Eingeklemmt zwischen Cannes und Venedig, hat das Filmfestival von Locarno eigentlich nur eine Chance: seine Konkurrenten mit Mut zu größerer Vielfalt zu überbieten. Tatsächlich hatte man dieses Jahr den Eindruck eines breiten Angebots zwischen Cinephilie, Arthouse und neueren Formaten; Festivaldirektor Olivier Père vermochte seine Idee eines abwechslungsreichen Wettbewerbs, der sich über ökonomische Gebote weitgehend hinwegsetzt, konsequent verwirklichen.

Auf welchem anderen Festival würde man beispielsweise „Leviathan“ in der Konkurrenz finden, einen Film, der sich zwischen viszeralem Experimentalfilm, brachialem Dokumentarismus und mythischen Assoziationen bewegt? Und der dabei das, was man bisher über Fischfang zu sehen bekommen hat, mit einer wilden Geste einfach auslöscht?

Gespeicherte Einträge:
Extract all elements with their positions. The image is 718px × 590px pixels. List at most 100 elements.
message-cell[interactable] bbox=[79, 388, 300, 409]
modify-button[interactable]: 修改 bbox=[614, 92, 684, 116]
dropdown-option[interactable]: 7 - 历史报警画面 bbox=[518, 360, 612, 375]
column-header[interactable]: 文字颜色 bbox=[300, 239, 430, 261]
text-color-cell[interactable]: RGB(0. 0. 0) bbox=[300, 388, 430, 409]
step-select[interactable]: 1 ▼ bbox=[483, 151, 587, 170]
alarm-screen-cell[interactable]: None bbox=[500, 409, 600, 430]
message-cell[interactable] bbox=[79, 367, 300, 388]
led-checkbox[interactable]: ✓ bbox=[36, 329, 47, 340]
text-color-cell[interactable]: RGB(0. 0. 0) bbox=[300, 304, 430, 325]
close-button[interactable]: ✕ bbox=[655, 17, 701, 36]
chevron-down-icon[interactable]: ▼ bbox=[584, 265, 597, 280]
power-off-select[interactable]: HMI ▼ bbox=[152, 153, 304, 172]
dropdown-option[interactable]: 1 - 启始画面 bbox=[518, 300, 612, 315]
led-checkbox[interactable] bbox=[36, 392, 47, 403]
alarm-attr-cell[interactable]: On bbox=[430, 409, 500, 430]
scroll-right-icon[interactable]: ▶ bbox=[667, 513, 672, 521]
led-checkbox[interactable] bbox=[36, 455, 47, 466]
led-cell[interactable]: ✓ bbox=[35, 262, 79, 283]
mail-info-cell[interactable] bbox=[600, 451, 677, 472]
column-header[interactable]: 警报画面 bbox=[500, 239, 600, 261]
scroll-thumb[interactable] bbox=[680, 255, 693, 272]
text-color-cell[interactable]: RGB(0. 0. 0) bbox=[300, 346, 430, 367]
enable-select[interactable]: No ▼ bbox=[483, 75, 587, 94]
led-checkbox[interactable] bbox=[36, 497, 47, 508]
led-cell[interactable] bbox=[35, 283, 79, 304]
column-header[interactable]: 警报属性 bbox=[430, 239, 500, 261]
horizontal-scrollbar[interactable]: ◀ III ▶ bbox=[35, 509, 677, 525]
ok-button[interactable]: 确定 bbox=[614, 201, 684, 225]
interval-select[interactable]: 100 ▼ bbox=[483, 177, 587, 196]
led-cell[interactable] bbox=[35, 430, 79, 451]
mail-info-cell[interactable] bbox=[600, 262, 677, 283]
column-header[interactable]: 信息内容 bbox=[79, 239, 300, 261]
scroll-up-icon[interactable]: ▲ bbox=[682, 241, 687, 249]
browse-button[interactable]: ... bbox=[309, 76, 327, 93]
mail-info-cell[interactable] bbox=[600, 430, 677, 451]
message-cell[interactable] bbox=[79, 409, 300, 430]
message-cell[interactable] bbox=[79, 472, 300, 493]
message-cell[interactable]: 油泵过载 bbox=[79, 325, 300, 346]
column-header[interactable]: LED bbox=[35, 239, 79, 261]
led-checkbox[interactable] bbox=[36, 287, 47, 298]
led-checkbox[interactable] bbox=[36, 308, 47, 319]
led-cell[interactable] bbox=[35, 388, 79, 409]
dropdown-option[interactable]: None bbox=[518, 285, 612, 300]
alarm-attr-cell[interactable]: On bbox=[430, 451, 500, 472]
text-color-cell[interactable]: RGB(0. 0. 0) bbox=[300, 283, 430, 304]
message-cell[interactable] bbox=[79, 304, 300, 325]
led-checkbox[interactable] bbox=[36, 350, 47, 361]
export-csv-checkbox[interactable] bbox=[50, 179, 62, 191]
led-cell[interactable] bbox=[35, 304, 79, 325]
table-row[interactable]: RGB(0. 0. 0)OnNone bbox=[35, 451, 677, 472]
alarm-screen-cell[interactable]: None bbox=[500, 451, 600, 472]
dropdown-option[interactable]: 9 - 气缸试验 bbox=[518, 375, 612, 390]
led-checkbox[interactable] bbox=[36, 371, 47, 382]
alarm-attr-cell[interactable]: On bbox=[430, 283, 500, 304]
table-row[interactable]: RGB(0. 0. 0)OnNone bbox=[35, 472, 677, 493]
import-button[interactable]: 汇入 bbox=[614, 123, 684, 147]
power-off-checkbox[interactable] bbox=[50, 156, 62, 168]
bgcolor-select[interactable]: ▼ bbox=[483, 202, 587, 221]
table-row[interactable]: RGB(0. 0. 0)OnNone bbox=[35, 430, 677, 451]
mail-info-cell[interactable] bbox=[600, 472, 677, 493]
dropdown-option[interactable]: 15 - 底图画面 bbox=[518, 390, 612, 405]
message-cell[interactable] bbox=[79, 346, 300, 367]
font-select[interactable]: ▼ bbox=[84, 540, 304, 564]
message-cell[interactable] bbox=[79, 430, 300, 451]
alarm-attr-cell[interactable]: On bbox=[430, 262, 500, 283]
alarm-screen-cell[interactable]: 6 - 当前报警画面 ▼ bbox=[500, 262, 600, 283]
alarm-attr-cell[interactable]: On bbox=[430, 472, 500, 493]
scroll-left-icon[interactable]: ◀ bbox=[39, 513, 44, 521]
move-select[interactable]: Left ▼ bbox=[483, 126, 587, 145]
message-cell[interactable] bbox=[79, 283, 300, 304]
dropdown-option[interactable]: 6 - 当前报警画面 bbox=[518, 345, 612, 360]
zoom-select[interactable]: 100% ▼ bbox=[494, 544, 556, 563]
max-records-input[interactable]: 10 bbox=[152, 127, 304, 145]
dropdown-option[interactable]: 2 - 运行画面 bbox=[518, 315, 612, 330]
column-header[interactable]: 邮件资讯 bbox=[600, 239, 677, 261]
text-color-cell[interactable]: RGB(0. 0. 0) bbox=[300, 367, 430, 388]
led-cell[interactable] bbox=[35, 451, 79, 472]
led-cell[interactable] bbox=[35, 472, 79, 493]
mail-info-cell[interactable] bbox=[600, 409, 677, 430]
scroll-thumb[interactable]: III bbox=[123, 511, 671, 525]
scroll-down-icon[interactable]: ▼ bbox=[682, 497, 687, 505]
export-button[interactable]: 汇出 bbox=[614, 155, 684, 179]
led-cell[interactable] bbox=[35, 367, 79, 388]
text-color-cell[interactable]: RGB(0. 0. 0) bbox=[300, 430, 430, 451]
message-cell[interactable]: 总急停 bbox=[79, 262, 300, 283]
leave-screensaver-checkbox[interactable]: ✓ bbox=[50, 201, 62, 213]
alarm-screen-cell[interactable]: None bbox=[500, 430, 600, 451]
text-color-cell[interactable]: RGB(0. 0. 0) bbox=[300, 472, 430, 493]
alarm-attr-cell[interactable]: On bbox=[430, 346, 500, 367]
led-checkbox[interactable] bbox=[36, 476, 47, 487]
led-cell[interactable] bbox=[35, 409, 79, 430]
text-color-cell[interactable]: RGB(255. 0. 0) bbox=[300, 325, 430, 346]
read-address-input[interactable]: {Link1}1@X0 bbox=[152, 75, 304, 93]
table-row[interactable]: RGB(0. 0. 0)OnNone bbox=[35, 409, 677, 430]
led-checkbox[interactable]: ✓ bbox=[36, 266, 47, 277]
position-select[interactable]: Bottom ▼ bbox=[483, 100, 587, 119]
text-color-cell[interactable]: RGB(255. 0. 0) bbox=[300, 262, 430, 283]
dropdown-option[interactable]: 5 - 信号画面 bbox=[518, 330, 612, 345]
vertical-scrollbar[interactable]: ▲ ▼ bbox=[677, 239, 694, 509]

- Aufgabe 1 -
Kopieren Sie aus dem Auszug zum Filmfestival Locarno wortgetreu den Abschnitt, der mit den Worten „Eingeklemmt zwischen Cannes“ beginnt und mit „hinwegsetzt, konsequent verwirklichen.“ endet.
- Aufgabe 2 -
Beantworten Sie anhand des Auszugs zum Filmfestival Locarno kurz:
(a) Zwischen welchen beiden Festivals ist das Filmfestival von Locarno eingeklemmt?
(b) Wie heißt der Festivaldirektor?
(c) Welcher Film wird als Beispiel aus der Konkurrenz genannt?

- Ergebnis 1 -
Eingeklemmt zwischen Cannes und Venedig, hat das Filmfestival von Locarno eigentlich nur eine Chance: seine Konkurrenten mit Mut zu größerer Vielfalt zu überbieten. Tatsächlich hatte man dieses Jahr den Eindruck eines breiten Angebots zwischen Cinephilie, Arthouse und neueren Formaten; Festivaldirektor Olivier Père vermochte seine Idee eines abwechslungsreichen Wettbewerbs, der sich über ökonomische Gebote weitgehend hinwegsetzt, konsequent verwirklichen.

- Ergebnis 2 -
(a) Zwischen Cannes und Venedig.
(b) Olivier Père.
(c) „Leviathan“.